In the listing below, locate the line containing "Output a JSON"; reproduce that line and all lines that follow it, unchanged.

[Collected data entries]

****************

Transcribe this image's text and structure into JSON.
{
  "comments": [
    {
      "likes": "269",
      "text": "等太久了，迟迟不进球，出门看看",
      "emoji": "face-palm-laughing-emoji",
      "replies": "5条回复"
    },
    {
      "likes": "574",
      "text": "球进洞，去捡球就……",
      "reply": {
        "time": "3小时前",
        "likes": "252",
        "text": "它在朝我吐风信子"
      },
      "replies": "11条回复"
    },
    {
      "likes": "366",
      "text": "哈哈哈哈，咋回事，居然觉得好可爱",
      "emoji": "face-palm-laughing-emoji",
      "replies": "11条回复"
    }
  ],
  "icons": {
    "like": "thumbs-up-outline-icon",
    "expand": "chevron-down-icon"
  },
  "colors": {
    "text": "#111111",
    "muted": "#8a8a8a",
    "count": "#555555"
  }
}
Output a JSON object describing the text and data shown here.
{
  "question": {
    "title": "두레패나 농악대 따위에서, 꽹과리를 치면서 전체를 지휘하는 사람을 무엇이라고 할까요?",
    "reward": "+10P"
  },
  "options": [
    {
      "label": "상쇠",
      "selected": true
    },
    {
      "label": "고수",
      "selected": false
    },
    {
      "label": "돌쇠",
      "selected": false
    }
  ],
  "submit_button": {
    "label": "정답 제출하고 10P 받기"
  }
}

****************

- _Task answer_
Output a JSON object describing the text and data shown here.
{
  "question": {
    "title": "두레패나 농악대 따위에서, 꽹과리를 치면서 전체를 지휘하는 사람을 무엇이라고 할까요?",
    "reward": "+10P"
  },
  "options": [
    {
      "label": "상쇠",
      "selected": true
    },
    {
      "label": "고수",
      "selected": false
    },
    {
      "label": "돌쇠",
      "selected": false
    }
  ],
  "submit_button": {
    "label": "정답 제출하고 10P 받기"
  }
}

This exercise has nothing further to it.